Gather all lines from the material that contain the word "Household".

(Extracts from a graphics dataset)
::::::::

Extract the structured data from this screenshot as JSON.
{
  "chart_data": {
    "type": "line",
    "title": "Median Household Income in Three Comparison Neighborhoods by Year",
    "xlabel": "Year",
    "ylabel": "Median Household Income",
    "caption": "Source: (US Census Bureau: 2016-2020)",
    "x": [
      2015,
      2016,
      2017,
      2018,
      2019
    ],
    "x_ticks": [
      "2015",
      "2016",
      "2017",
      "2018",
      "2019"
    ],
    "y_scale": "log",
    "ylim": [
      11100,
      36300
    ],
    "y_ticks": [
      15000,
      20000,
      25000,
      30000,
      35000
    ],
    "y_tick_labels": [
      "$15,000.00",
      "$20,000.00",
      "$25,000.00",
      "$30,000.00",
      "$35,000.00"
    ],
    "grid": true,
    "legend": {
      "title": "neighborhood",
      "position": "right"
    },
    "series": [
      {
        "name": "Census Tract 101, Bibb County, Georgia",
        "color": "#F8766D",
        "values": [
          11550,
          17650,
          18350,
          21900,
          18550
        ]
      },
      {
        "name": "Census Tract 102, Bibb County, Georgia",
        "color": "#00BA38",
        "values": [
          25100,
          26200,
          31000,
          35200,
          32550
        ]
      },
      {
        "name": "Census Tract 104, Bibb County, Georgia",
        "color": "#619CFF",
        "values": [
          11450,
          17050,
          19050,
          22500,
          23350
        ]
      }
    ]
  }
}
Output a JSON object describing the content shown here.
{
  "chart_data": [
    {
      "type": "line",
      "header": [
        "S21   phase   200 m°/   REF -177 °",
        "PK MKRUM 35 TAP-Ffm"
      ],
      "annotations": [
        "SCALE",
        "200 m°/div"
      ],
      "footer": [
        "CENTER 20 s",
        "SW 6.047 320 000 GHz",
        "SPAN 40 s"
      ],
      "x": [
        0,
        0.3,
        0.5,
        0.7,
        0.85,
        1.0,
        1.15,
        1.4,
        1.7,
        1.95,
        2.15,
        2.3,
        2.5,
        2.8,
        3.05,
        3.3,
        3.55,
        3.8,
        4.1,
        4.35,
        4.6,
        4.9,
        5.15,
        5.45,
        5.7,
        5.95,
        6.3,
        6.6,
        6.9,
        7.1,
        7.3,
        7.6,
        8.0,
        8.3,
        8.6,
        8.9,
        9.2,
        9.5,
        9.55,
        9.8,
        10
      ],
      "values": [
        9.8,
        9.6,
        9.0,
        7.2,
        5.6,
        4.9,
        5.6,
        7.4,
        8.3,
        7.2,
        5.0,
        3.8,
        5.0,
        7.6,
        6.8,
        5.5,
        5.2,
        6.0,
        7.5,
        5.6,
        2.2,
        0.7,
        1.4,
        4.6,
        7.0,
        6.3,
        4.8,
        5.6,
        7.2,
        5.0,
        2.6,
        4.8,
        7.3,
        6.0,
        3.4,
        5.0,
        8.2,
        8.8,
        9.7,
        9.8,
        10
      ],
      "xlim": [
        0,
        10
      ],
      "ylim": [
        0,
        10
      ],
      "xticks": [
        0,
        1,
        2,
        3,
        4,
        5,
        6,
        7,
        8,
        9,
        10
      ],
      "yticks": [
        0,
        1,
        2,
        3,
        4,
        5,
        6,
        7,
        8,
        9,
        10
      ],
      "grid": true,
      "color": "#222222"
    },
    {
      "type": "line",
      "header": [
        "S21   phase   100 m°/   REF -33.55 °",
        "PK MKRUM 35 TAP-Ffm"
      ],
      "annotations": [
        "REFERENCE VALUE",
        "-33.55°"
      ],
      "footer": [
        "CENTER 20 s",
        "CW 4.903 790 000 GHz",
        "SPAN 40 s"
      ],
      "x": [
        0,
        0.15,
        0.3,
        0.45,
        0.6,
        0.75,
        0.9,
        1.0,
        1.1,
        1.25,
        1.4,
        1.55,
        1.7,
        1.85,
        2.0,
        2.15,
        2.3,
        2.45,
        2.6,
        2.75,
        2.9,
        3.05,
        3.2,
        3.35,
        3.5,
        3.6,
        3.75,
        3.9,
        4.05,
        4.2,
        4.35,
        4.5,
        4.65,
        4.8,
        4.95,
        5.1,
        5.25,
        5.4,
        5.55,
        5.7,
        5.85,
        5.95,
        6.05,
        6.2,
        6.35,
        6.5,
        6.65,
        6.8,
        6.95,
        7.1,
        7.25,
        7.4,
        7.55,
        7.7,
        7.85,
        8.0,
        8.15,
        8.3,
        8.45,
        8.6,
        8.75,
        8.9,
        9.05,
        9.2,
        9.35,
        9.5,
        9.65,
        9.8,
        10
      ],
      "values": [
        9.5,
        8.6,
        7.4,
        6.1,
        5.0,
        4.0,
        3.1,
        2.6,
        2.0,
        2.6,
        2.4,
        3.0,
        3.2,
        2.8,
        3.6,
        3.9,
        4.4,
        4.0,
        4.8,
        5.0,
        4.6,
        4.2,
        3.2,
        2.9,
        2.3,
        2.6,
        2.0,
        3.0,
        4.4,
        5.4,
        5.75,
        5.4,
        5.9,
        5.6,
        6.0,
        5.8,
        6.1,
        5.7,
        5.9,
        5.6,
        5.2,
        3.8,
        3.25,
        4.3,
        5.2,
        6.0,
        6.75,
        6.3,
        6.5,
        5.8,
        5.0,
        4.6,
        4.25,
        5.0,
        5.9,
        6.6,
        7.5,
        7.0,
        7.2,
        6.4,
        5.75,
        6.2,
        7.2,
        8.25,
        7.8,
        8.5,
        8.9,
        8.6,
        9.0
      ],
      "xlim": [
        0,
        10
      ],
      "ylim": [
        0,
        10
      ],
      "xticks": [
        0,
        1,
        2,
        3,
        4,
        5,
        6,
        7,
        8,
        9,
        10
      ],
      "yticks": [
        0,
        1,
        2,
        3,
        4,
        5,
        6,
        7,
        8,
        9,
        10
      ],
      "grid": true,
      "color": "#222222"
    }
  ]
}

::::::::

Solved exercise:
    "title": "Median Household Income in Three Comparison Neighborhoods by Year",
    "ylabel": "Median Household Income",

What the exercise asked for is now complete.